>> begin Raw data
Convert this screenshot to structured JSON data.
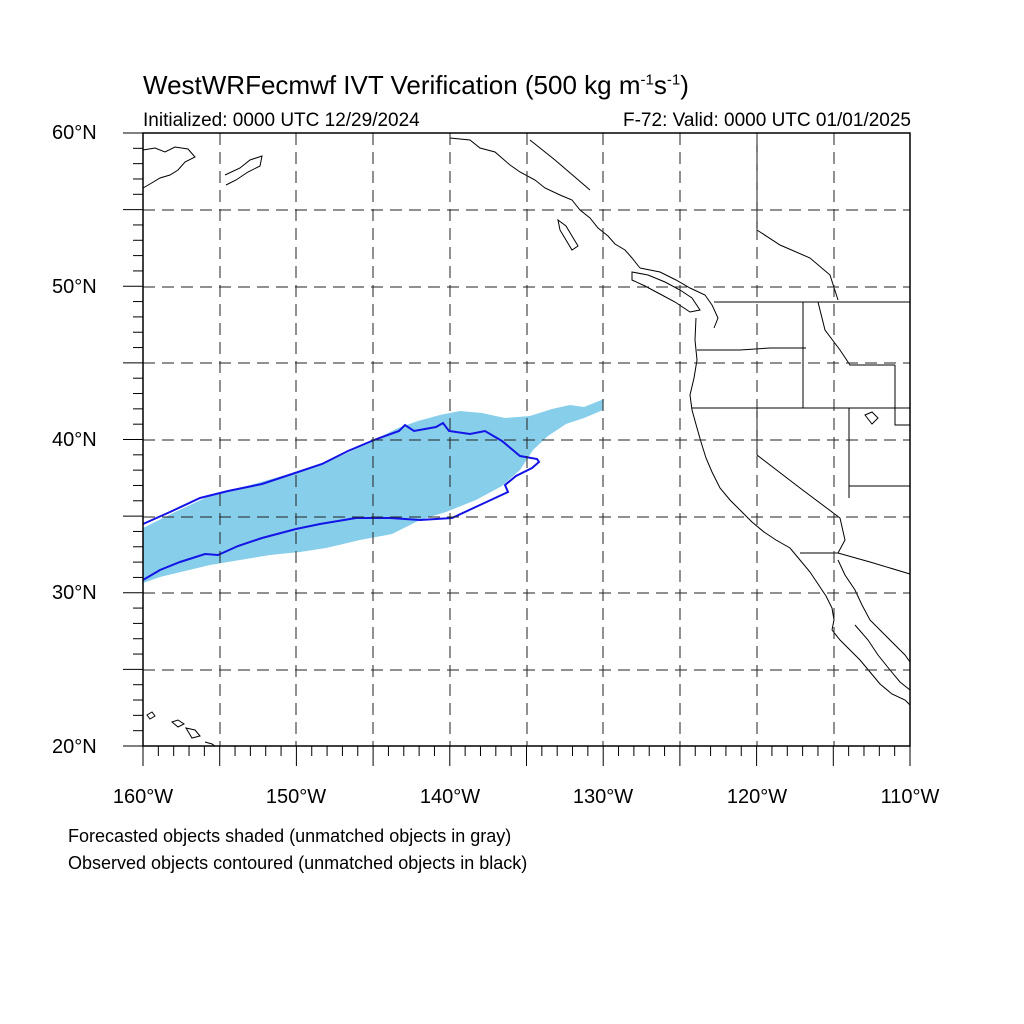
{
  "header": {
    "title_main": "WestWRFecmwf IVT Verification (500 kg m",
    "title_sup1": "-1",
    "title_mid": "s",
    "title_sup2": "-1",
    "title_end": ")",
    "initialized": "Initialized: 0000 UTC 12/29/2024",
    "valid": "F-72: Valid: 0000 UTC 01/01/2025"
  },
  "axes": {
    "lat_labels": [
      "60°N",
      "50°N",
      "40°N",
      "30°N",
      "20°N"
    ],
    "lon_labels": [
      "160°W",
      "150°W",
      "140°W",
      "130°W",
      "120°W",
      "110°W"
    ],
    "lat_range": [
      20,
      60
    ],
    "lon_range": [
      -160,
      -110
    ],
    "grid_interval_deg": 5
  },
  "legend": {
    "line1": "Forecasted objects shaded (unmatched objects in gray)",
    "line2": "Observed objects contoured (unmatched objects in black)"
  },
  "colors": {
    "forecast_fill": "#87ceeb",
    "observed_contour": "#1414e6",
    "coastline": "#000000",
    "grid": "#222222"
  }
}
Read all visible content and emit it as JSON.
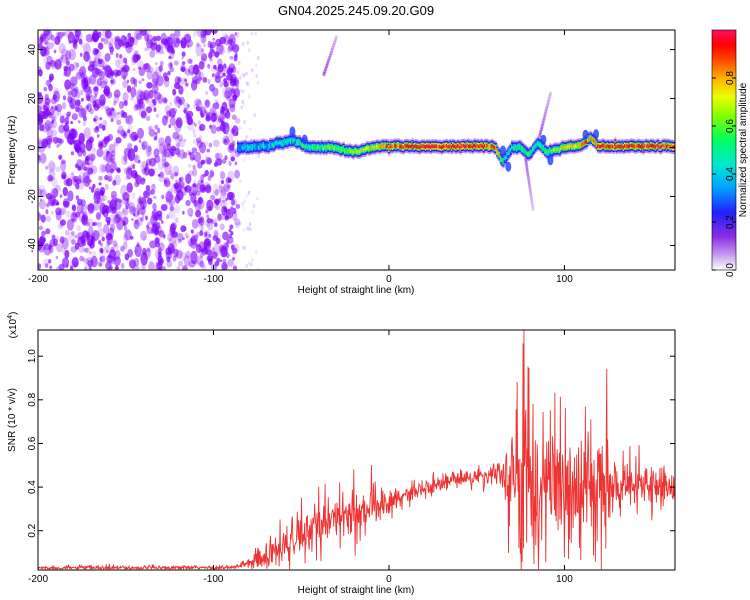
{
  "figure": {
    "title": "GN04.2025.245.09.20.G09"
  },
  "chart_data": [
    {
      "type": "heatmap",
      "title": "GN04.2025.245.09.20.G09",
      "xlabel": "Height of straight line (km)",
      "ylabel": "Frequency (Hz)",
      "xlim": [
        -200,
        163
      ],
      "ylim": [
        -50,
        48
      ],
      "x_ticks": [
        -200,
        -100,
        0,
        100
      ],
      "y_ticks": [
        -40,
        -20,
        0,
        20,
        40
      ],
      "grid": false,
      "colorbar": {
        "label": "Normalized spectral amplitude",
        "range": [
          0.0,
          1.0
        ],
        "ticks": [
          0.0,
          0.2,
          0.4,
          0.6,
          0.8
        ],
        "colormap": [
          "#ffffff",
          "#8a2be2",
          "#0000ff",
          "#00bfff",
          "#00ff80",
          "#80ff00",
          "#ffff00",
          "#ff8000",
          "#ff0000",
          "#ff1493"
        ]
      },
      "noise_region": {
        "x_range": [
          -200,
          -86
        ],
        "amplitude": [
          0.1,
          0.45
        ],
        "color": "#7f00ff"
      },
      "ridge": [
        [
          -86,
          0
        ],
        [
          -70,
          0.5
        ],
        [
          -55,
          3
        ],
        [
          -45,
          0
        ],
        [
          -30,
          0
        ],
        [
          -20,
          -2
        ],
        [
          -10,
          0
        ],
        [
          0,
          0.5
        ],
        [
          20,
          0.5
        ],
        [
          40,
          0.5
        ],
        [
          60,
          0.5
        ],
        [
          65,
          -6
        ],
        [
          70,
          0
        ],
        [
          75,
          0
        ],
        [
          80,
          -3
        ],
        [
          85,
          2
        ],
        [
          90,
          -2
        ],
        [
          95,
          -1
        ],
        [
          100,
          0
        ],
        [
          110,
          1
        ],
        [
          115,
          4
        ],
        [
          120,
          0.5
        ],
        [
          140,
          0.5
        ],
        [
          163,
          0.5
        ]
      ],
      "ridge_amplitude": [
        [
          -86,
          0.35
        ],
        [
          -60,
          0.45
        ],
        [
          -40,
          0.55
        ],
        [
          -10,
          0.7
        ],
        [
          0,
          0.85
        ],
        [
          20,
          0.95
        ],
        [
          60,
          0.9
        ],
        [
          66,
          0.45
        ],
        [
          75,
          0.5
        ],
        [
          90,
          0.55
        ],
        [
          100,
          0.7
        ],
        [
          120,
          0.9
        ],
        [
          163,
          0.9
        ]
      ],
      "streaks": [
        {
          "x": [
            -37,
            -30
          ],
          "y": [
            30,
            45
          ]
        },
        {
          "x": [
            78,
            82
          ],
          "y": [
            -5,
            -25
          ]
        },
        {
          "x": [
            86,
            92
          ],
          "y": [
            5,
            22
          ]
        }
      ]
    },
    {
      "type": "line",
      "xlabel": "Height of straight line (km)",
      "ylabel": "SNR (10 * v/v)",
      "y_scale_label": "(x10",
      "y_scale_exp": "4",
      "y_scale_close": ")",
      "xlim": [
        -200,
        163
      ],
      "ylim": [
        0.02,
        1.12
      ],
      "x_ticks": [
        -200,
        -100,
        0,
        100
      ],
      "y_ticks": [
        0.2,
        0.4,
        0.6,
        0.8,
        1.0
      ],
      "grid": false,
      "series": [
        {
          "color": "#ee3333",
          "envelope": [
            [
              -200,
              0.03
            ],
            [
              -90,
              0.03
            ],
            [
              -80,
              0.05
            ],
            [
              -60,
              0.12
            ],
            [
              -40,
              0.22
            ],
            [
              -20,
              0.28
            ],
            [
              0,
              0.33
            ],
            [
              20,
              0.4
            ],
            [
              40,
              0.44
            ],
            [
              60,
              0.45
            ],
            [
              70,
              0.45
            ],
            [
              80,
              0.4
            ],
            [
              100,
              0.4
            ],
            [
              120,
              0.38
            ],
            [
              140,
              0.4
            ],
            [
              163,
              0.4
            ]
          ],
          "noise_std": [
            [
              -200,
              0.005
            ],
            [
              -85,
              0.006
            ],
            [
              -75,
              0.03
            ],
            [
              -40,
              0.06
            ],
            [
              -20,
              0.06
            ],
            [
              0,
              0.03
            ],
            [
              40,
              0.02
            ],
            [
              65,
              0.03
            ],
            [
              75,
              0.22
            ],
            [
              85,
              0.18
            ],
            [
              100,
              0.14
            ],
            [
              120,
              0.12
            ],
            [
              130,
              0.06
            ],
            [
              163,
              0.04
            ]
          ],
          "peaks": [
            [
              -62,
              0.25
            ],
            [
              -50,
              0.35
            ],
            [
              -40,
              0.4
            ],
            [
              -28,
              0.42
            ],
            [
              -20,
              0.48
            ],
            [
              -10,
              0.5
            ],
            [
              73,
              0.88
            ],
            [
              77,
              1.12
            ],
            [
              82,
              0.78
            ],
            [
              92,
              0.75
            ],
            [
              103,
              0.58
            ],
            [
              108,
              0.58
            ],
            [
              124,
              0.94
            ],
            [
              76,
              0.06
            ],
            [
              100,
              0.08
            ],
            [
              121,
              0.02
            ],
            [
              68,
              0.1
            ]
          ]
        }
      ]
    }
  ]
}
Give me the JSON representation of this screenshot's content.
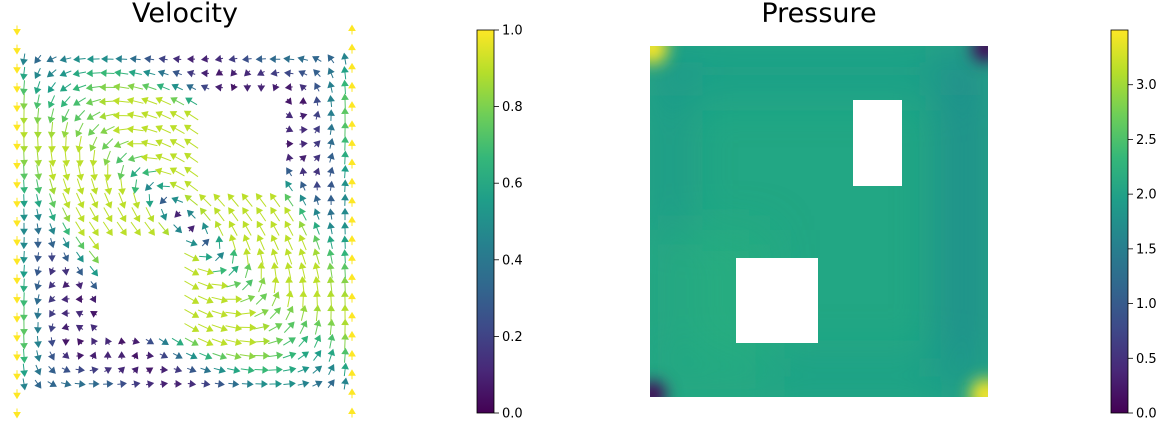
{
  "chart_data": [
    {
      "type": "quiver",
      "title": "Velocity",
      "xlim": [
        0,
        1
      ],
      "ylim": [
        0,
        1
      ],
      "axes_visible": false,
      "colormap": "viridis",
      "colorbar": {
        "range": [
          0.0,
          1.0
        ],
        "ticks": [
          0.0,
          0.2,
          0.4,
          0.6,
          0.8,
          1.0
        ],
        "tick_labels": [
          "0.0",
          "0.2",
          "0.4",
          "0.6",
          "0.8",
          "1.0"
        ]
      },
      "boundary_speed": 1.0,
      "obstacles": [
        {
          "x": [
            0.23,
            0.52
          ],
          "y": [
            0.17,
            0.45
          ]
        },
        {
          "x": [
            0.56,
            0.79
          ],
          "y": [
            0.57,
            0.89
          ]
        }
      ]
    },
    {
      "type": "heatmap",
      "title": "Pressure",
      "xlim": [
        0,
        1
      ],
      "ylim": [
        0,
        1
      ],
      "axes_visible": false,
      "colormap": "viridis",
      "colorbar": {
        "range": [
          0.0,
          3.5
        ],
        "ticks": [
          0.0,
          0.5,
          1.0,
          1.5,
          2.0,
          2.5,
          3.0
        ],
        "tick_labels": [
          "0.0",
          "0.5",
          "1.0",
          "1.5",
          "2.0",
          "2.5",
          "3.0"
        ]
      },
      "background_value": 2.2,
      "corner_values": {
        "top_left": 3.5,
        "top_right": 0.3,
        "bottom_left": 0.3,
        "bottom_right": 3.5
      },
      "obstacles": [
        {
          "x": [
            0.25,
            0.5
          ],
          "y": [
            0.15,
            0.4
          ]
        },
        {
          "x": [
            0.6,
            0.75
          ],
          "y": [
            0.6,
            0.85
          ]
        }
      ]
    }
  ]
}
>> end Raw data
• _Objective_
Return each line in the records that holds the string "content".

• _The completed task_
Read all visible content and emit it as JSON.
Give me the JSON representation of this screenshot's content.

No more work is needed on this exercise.